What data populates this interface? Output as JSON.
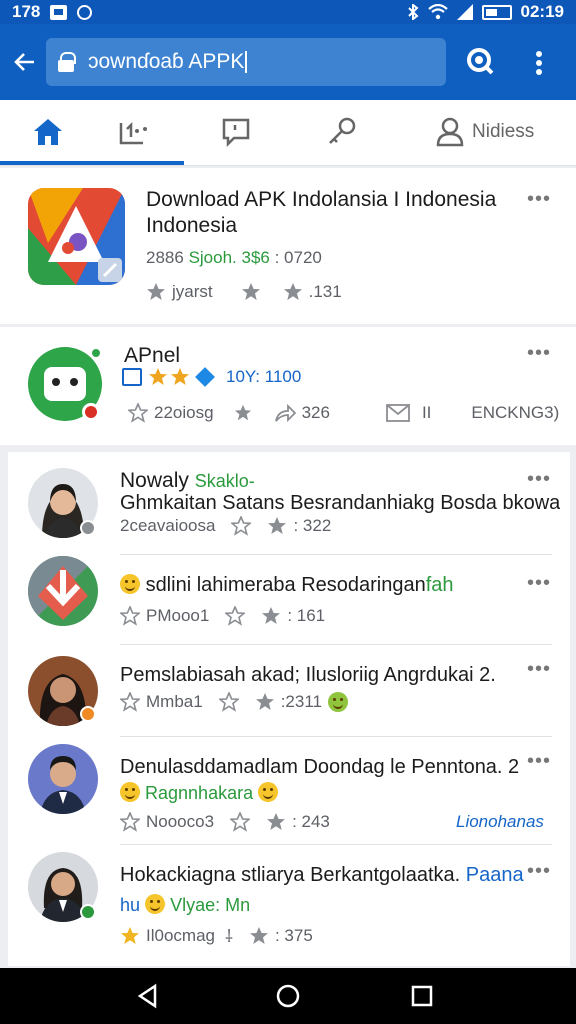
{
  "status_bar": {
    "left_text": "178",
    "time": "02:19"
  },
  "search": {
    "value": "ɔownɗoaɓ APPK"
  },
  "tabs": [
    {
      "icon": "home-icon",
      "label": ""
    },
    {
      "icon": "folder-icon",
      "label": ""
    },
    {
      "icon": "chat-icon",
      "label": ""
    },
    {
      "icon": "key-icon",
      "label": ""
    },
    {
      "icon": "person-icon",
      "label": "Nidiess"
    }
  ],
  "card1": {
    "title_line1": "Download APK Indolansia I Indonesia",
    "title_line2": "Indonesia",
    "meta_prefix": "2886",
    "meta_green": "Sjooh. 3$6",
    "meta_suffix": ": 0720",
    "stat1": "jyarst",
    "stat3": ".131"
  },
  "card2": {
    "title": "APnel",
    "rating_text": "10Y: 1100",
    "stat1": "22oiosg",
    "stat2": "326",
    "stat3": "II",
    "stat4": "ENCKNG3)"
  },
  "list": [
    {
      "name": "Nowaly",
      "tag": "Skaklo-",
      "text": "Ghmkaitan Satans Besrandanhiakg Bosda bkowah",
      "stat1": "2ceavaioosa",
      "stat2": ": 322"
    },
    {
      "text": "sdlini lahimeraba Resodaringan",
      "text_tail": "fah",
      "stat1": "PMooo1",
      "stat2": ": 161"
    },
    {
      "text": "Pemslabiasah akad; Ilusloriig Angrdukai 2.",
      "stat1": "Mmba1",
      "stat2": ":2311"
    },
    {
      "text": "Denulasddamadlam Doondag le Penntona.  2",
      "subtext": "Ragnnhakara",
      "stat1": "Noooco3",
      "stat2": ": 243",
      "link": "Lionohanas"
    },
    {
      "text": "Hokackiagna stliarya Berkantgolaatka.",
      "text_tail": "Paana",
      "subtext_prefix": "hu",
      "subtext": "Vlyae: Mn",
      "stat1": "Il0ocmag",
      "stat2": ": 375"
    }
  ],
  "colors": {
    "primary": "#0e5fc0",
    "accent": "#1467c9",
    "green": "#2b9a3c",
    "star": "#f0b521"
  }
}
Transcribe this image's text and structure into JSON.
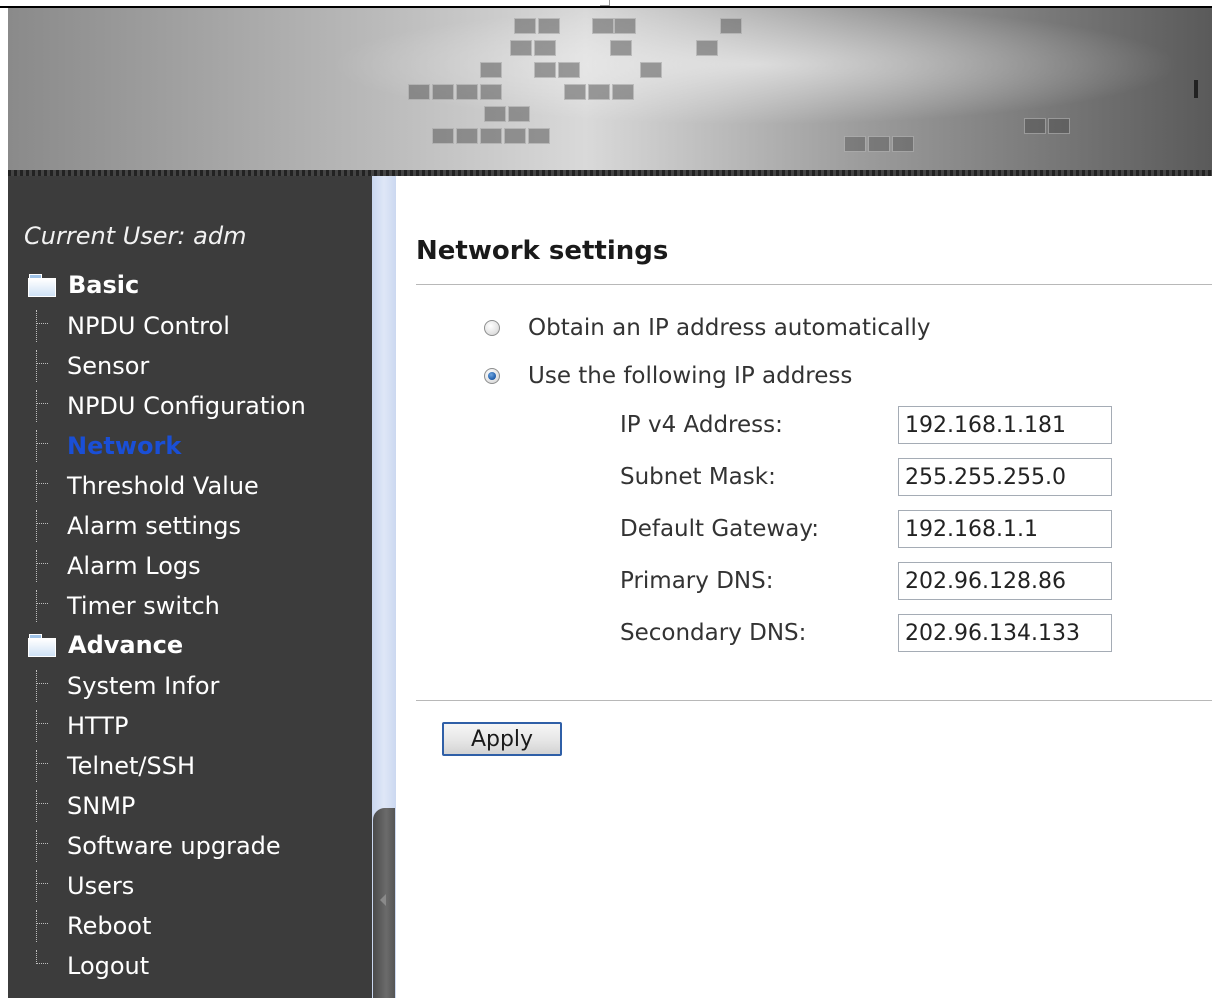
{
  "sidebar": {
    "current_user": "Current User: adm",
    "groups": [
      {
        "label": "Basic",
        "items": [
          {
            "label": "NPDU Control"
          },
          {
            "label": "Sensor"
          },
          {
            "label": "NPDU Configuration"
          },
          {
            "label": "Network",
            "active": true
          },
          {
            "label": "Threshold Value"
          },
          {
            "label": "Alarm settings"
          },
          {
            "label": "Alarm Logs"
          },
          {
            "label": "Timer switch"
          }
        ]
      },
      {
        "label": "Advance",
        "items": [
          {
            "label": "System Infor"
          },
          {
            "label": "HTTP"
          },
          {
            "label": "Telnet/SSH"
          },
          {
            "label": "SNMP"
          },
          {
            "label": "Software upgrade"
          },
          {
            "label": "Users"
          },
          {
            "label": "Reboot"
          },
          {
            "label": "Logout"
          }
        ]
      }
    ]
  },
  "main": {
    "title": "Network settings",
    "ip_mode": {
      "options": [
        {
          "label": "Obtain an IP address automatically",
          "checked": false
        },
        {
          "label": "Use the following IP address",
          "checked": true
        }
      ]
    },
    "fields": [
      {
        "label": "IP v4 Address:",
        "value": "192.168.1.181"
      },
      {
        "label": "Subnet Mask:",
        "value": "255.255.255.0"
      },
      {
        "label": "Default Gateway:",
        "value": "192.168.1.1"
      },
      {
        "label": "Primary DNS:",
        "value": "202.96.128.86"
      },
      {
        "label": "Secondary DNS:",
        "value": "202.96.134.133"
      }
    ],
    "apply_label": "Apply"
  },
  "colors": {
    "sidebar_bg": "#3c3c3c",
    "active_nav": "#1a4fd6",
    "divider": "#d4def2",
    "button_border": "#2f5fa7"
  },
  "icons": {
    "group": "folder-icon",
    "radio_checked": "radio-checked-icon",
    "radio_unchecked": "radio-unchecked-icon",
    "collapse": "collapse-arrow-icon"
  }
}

Work instructions ->
Every line in the data above that contains "NPDU" needs to be copied.

Solution to this task ->
            "label": "NPDU Control"
            "label": "NPDU Configuration"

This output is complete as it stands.